(Dataset rows about figures)
_ _ _

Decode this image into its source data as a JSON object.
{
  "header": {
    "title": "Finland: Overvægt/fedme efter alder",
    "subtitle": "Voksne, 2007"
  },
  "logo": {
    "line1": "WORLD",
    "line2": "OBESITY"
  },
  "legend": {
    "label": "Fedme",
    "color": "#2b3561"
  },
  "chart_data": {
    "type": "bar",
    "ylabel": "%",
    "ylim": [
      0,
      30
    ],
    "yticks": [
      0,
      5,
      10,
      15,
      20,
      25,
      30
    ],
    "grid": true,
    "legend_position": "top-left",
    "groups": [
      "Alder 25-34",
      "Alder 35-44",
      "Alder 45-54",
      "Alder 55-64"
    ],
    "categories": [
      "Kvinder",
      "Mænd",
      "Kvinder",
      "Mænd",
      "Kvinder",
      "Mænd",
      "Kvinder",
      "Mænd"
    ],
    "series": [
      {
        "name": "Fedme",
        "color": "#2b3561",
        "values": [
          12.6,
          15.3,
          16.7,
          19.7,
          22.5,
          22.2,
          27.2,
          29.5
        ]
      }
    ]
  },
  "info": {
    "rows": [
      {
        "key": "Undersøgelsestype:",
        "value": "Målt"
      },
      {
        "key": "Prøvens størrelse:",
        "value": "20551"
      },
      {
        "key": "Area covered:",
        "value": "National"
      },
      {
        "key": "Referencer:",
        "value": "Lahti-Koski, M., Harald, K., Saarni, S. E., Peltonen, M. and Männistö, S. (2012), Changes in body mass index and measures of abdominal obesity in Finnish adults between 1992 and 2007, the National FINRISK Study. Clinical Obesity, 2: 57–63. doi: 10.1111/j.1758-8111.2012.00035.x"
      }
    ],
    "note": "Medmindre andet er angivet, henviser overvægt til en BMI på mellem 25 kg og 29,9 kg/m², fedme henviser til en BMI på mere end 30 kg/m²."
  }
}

_ _ _

▸ YOUR OBJECTIVE
Extract each line of the material exactly as it stands.

▸ RESULT BELOW
Decode this image into its source data as a JSON object.
{
  "header": {
    "title": "Finland: Overvægt/fedme efter alder",
    "subtitle": "Voksne, 2007"
  },
  "logo": {
    "line1": "WORLD",
    "line2": "OBESITY"
  },
  "legend": {
    "label": "Fedme",
    "color": "#2b3561"
  },
  "chart_data": {
    "type": "bar",
    "ylabel": "%",
    "ylim": [
      0,
      30
    ],
    "yticks": [
      0,
      5,
      10,
      15,
      20,
      25,
      30
    ],
    "grid": true,
    "legend_position": "top-left",
    "groups": [
      "Alder 25-34",
      "Alder 35-44",
      "Alder 45-54",
      "Alder 55-64"
    ],
    "categories": [
      "Kvinder",
      "Mænd",
      "Kvinder",
      "Mænd",
      "Kvinder",
      "Mænd",
      "Kvinder",
      "Mænd"
    ],
    "series": [
      {
        "name": "Fedme",
        "color": "#2b3561",
        "values": [
          12.6,
          15.3,
          16.7,
          19.7,
          22.5,
          22.2,
          27.2,
          29.5
        ]
      }
    ]
  },
  "info": {
    "rows": [
      {
        "key": "Undersøgelsestype:",
        "value": "Målt"
      },
      {
        "key": "Prøvens størrelse:",
        "value": "20551"
      },
      {
        "key": "Area covered:",
        "value": "National"
      },
      {
        "key": "Referencer:",
        "value": "Lahti-Koski, M., Harald, K., Saarni, S. E., Peltonen, M. and Männistö, S. (2012), Changes in body mass index and measures of abdominal obesity in Finnish adults between 1992 and 2007, the National FINRISK Study. Clinical Obesity, 2: 57–63. doi: 10.1111/j.1758-8111.2012.00035.x"
      }
    ],
    "note": "Medmindre andet er angivet, henviser overvægt til en BMI på mellem 25 kg og 29,9 kg/m², fedme henviser til en BMI på mere end 30 kg/m²."
  }
}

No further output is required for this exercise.